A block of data
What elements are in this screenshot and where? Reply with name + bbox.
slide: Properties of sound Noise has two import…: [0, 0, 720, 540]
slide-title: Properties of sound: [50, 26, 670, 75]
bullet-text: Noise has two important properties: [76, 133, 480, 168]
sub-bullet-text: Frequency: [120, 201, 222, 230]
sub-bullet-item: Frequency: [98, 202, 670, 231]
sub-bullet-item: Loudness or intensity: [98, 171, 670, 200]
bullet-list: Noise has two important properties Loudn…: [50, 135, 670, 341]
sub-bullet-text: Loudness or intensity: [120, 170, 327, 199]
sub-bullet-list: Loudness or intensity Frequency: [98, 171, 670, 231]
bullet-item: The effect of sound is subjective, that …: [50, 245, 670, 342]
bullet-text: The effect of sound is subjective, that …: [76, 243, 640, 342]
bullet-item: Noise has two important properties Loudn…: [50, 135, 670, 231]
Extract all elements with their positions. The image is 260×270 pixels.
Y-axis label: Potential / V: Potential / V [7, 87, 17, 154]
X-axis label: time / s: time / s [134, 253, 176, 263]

(Task directions)
Rewrite the records above with "elements" swapped for "components" throughout, changing nothing else.

(Result)
What components are in this screenshot and where? Reply with name + bbox.
slide: Properties of sound Noise has two import…: [0, 0, 720, 540]
slide-title: Properties of sound: [50, 26, 670, 75]
bullet-text: Noise has two important properties: [76, 133, 480, 168]
sub-bullet-text: Frequency: [120, 201, 222, 230]
sub-bullet-item: Frequency: [98, 202, 670, 231]
sub-bullet-item: Loudness or intensity: [98, 171, 670, 200]
bullet-list: Noise has two important properties Loudn…: [50, 135, 670, 341]
sub-bullet-text: Loudness or intensity: [120, 170, 327, 199]
sub-bullet-list: Loudness or intensity Frequency: [98, 171, 670, 231]
bullet-item: The effect of sound is subjective, that …: [50, 245, 670, 342]
bullet-text: The effect of sound is subjective, that …: [76, 243, 640, 342]
bullet-item: Noise has two important properties Loudn…: [50, 135, 670, 231]
Extract all components with their positions. The image is 260×270 pixels.
Y-axis label: Potential / V: Potential / V [7, 87, 17, 154]
X-axis label: time / s: time / s [134, 253, 176, 263]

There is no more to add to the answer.